Exercise aim: Determine the number of lines that have the string "março" in them, and give only that number.

Saved data entries
========================================================================

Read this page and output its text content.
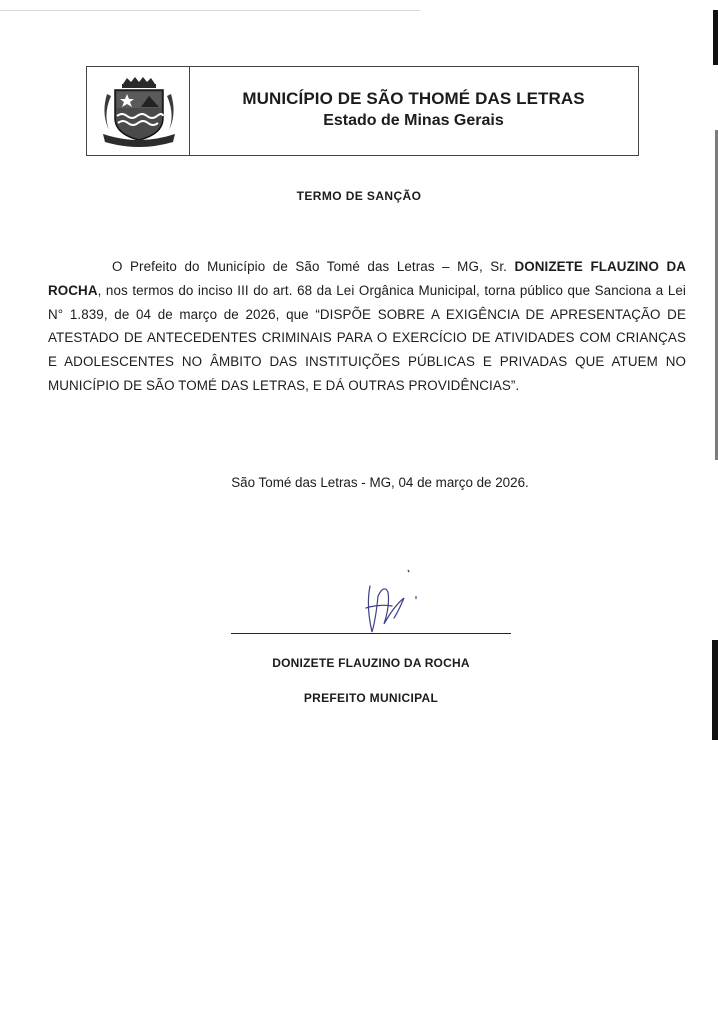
MUNICÍPIO DE SÃO THOMÉ DAS LETRAS
Estado de Minas Gerais
TERMO DE SANÇÃO

O Prefeito do Município de São Tomé das Letras – MG, Sr. DONIZETE FLAUZINO DA ROCHA, nos termos do inciso III do art. 68 da Lei Orgânica Municipal, torna público que Sanciona a Lei N° 1.839, de 04 de março de 2026, que “DISPÕE SOBRE A EXIGÊNCIA DE APRESENTAÇÃO DE ATESTADO DE ANTECEDENTES CRIMINAIS PARA O EXERCÍCIO DE ATIVIDADES COM CRIANÇAS E ADOLESCENTES NO ÂMBITO DAS INSTITUIÇÕES PÚBLICAS E PRIVADAS QUE ATUEM NO MUNICÍPIO DE SÃO TOMÉ DAS LETRAS, E DÁ OUTRAS PROVIDÊNCIAS”.

São Tomé das Letras - MG, 04 de março de 2026.
DONIZETE FLAUZINO DA ROCHA
PREFEITO MUNICIPAL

========================================================================

Completed exercise: 2